_STATED EXERCISE_
Report every line in the listing that contains the string "serial".

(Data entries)

____________________

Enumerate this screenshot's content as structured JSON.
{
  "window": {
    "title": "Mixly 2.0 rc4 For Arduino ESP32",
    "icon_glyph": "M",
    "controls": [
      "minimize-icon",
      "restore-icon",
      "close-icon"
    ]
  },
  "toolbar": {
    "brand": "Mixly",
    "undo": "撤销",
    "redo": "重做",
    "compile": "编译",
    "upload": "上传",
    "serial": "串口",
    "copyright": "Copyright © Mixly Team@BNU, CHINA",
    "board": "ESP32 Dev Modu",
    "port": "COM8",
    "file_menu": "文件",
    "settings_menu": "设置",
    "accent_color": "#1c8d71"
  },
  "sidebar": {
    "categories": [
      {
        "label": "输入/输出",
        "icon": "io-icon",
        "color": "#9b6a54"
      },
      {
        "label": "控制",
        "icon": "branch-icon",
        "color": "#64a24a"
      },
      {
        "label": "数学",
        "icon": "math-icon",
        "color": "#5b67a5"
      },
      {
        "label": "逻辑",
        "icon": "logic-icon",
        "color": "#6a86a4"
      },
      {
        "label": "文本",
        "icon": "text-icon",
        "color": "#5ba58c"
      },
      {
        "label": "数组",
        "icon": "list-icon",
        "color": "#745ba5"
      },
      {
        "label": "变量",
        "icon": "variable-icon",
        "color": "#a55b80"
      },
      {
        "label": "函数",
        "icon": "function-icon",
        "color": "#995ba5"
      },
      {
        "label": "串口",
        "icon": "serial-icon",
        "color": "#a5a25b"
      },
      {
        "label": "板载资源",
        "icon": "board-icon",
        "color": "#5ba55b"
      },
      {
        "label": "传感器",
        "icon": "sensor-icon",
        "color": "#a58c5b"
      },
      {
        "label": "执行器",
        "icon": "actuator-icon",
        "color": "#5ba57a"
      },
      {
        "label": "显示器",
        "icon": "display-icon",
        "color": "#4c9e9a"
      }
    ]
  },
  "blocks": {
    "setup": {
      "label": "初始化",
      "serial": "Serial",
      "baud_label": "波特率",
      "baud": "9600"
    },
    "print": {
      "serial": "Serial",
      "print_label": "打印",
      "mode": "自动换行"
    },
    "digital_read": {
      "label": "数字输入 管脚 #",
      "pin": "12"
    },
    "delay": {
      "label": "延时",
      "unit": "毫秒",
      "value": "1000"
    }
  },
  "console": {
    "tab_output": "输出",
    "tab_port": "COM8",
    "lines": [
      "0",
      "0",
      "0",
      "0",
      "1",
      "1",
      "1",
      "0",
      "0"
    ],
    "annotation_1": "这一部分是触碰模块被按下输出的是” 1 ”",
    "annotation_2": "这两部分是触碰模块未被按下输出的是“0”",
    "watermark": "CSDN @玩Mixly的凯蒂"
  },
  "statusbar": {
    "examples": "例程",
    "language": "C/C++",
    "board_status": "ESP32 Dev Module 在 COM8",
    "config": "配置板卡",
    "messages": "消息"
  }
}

____________________

_COMPLETED TASK_
    "serial": "串口",
        "icon": "serial-icon",
      "serial": "Serial",
      "serial": "Serial",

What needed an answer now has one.